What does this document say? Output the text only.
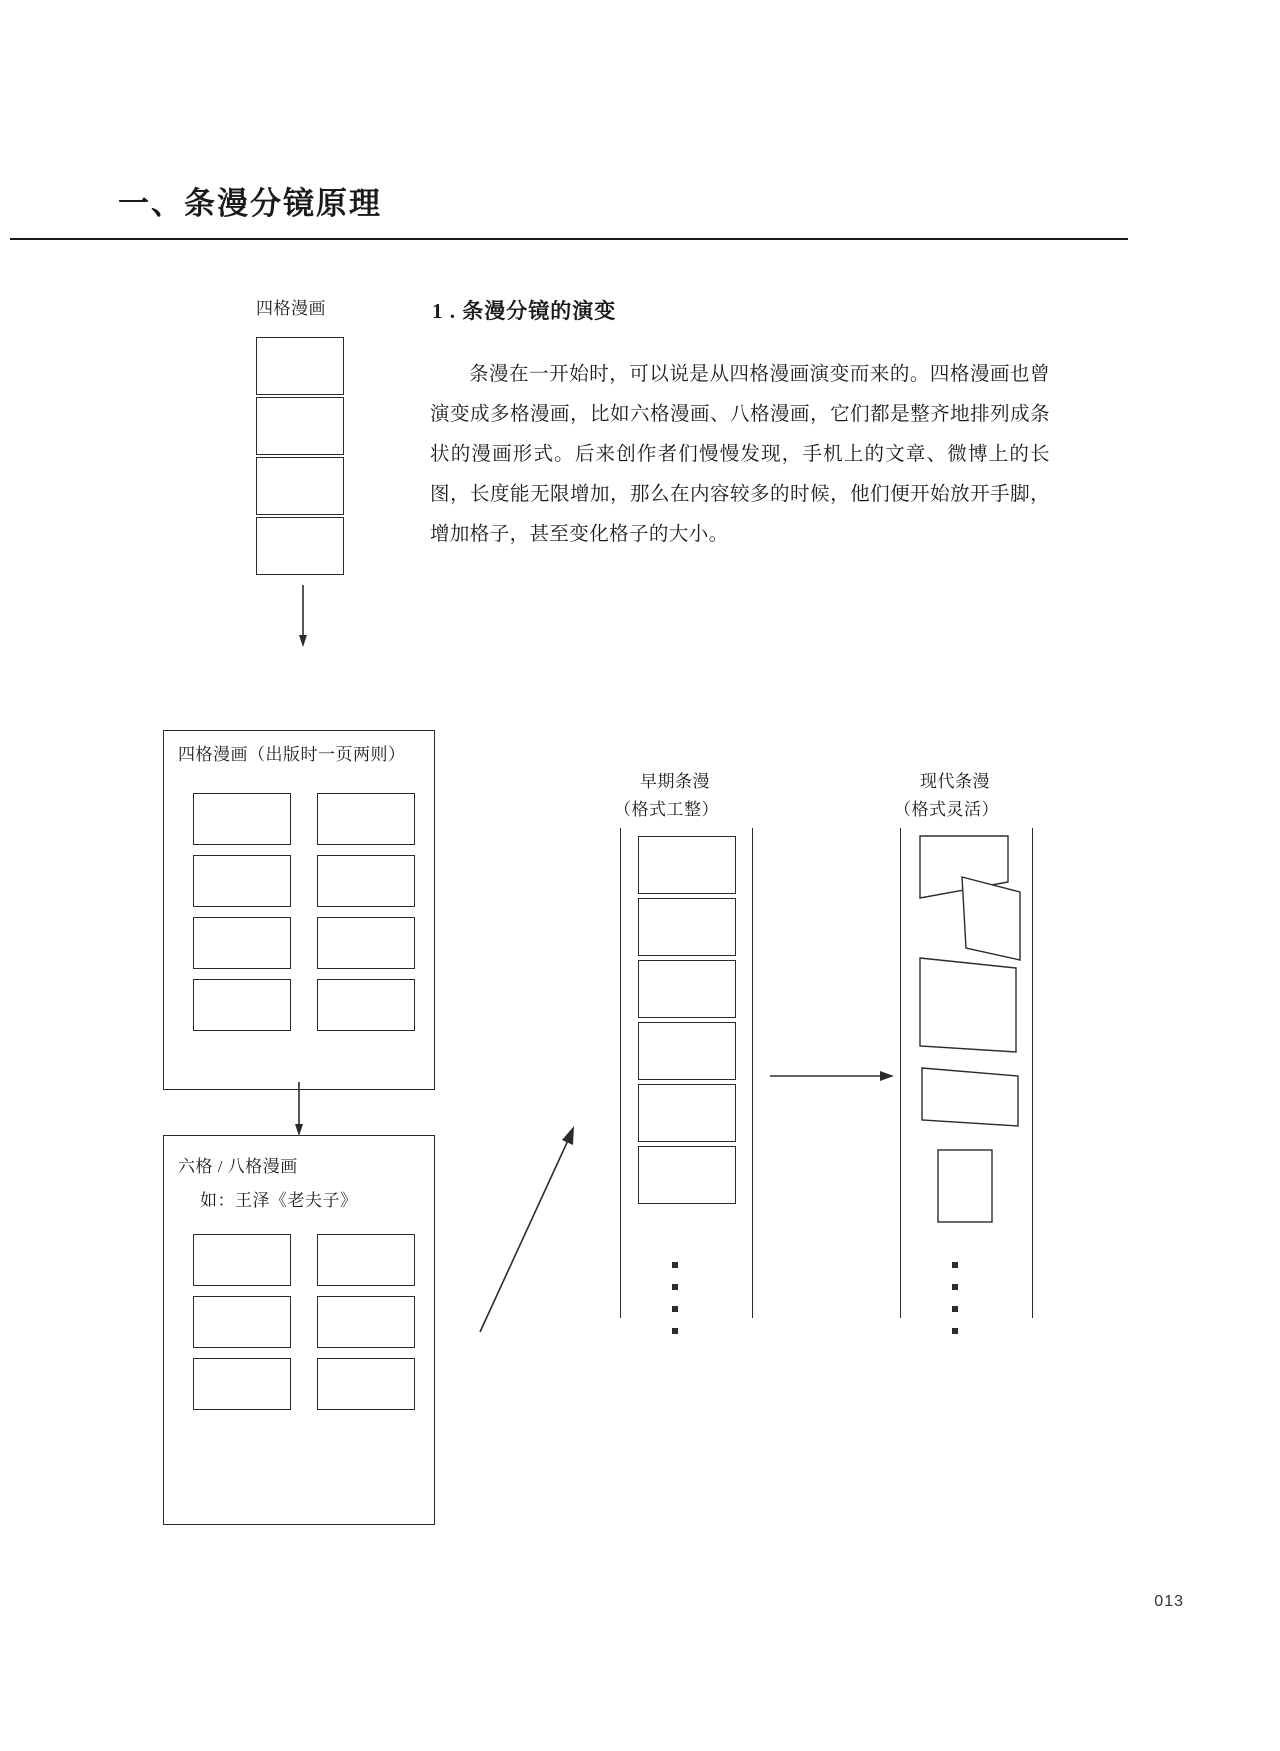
一、条漫分镜原理
1 . 条漫分镜的演变
条漫在一开始时，可以说是从四格漫画演变而来的。四格漫画也曾演变成多格漫画，比如六格漫画、八格漫画，它们都是整齐地排列成条状的漫画形式。后来创作者们慢慢发现，手机上的文章、微博上的长图，长度能无限增加，那么在内容较多的时候，他们便开始放开手脚，增加格子，甚至变化格子的大小。
四格漫画
四格漫画（出版时一页两则）
六格 / 八格漫画
如：王泽《老夫子》
早期条漫
（格式工整）
现代条漫
（格式灵活）
013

▸ **TASK STATEMENT**:
Choose all lines containing the string "八格漫画" and copy them out.

▸ **FULL SOLUTION**:
条漫在一开始时，可以说是从四格漫画演变而来的。四格漫画也曾演变成多格漫画，比如六格漫画、八格漫画，它们都是整齐地排列成条状的漫画形式。后来创作者们慢慢发现，手机上的文章、微博上的长图，长度能无限增加，那么在内容较多的时候，他们便开始放开手脚，增加格子，甚至变化格子的大小。
六格 / 八格漫画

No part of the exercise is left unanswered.